# DIRECTIONS:
Skip all pictures, then print the remaining material exactly.

# GIVEN DATA:
>> Start

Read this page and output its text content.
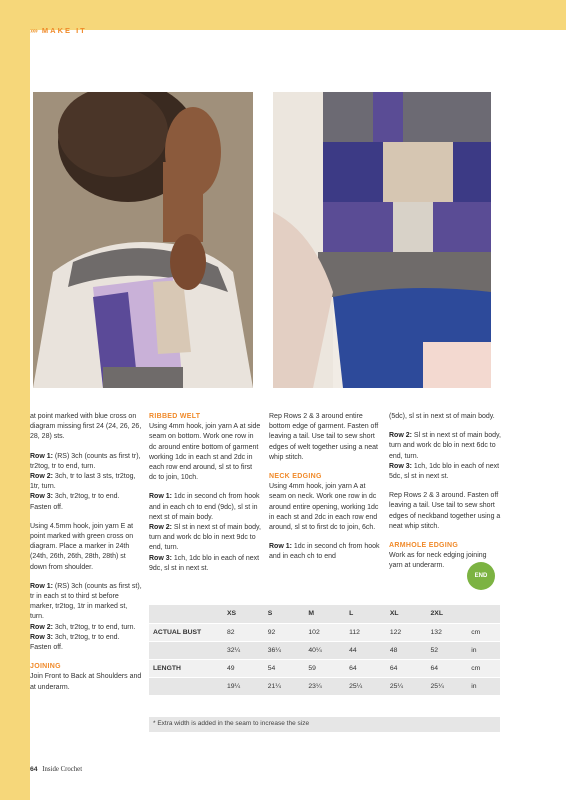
»» MAKE IT

at point marked with blue cross on diagram missing first 24 (24, 26, 26, 28, 28) sts.

Row 1: (RS) 3ch (counts as first tr), tr2tog, tr to end, turn.
Row 2: 3ch, tr to last 3 sts, tr2tog, 1tr, turn.
Row 3: 3ch, tr2tog, tr to end. Fasten off.

Using 4.5mm hook, join yarn E at point marked with green cross on diagram. Place a marker in 24th (24th, 26th, 26th, 28th, 28th) st down from shoulder.

Row 1: (RS) 3ch (counts as first st), tr in each st to third st before marker, tr2tog, 1tr in marked st, turn.
Row 2: 3ch, tr2tog, tr to end, turn.
Row 3: 3ch, tr2tog, tr to end. Fasten off.

JOINING

Join Front to Back at Shoulders and at underarm.

RIBBED WELT

Using 4mm hook, join yarn A at side seam on bottom. Work one row in dc around entire bottom of garment working 1dc in each st and 2dc in each row end around, sl st to first dc to join, 10ch.

Row 1: 1dc in second ch from hook and in each ch to end (9dc), sl st in next st of main body.
Row 2: Sl st in next st of main body, turn and work dc blo in next 9dc to end, turn.
Row 3: 1ch, 1dc blo in each of next 9dc, sl st in next st.

Rep Rows 2 & 3 around entire bottom edge of garment. Fasten off leaving a tail. Use tail to sew short edges of welt together using a neat whip stitch.

NECK EDGING

Using 4mm hook, join yarn A at seam on neck. Work one row in dc around entire opening, working 1dc in each st and 2dc in each row end around, sl st to first dc to join, 6ch.

Row 1: 1dc in second ch from hook and in each ch to end

(5dc), sl st in next st of main body.

Row 2: Sl st in next st of main body, turn and work dc blo in next 6dc to end, turn.
Row 3: 1ch, 1dc blo in each of next 5dc, sl st in next st.

Rep Rows 2 & 3 around. Fasten off leaving a tail. Use tail to sew short edges of neckband together using a neat whip stitch.

ARMHOLE EDGING

Work as for neck edging joining yarn at underarm.

END
	XS	S	M	L	XL	2XL	
ACTUAL BUST	82	92	102	112	122	132	cm
	32¼	36¼	40¼	44	48	52	in
LENGTH	49	54	59	64	64	64	cm
	19¼	21¼	23¼	25¼	25¼	25¼	in
* Extra width is added in the seam to increase the size
64 Inside Crochet
PassionForum.ru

>> End

# CORRECT RESULT:
Read this page and output its text content.
»» MAKE IT

at point marked with blue cross on diagram missing first 24 (24, 26, 26, 28, 28) sts.

Row 1: (RS) 3ch (counts as first tr), tr2tog, tr to end, turn.
Row 2: 3ch, tr to last 3 sts, tr2tog, 1tr, turn.
Row 3: 3ch, tr2tog, tr to end. Fasten off.

Using 4.5mm hook, join yarn E at point marked with green cross on diagram. Place a marker in 24th (24th, 26th, 26th, 28th, 28th) st down from shoulder.

Row 1: (RS) 3ch (counts as first st), tr in each st to third st before marker, tr2tog, 1tr in marked st, turn.
Row 2: 3ch, tr2tog, tr to end, turn.
Row 3: 3ch, tr2tog, tr to end. Fasten off.

JOINING

Join Front to Back at Shoulders and at underarm.

RIBBED WELT

Using 4mm hook, join yarn A at side seam on bottom. Work one row in dc around entire bottom of garment working 1dc in each st and 2dc in each row end around, sl st to first dc to join, 10ch.

Row 1: 1dc in second ch from hook and in each ch to end (9dc), sl st in next st of main body.
Row 2: Sl st in next st of main body, turn and work dc blo in next 9dc to end, turn.
Row 3: 1ch, 1dc blo in each of next 9dc, sl st in next st.

Rep Rows 2 & 3 around entire bottom edge of garment. Fasten off leaving a tail. Use tail to sew short edges of welt together using a neat whip stitch.

NECK EDGING

Using 4mm hook, join yarn A at seam on neck. Work one row in dc around entire opening, working 1dc in each st and 2dc in each row end around, sl st to first dc to join, 6ch.

Row 1: 1dc in second ch from hook and in each ch to end

(5dc), sl st in next st of main body.

Row 2: Sl st in next st of main body, turn and work dc blo in next 6dc to end, turn.
Row 3: 1ch, 1dc blo in each of next 5dc, sl st in next st.

Rep Rows 2 & 3 around. Fasten off leaving a tail. Use tail to sew short edges of neckband together using a neat whip stitch.

ARMHOLE EDGING

Work as for neck edging joining yarn at underarm.

END
	XS	S	M	L	XL	2XL	
ACTUAL BUST	82	92	102	112	122	132	cm
	32¼	36¼	40¼	44	48	52	in
LENGTH	49	54	59	64	64	64	cm
	19¼	21¼	23¼	25¼	25¼	25¼	in
* Extra width is added in the seam to increase the size
64 Inside Crochet
PassionForum.ru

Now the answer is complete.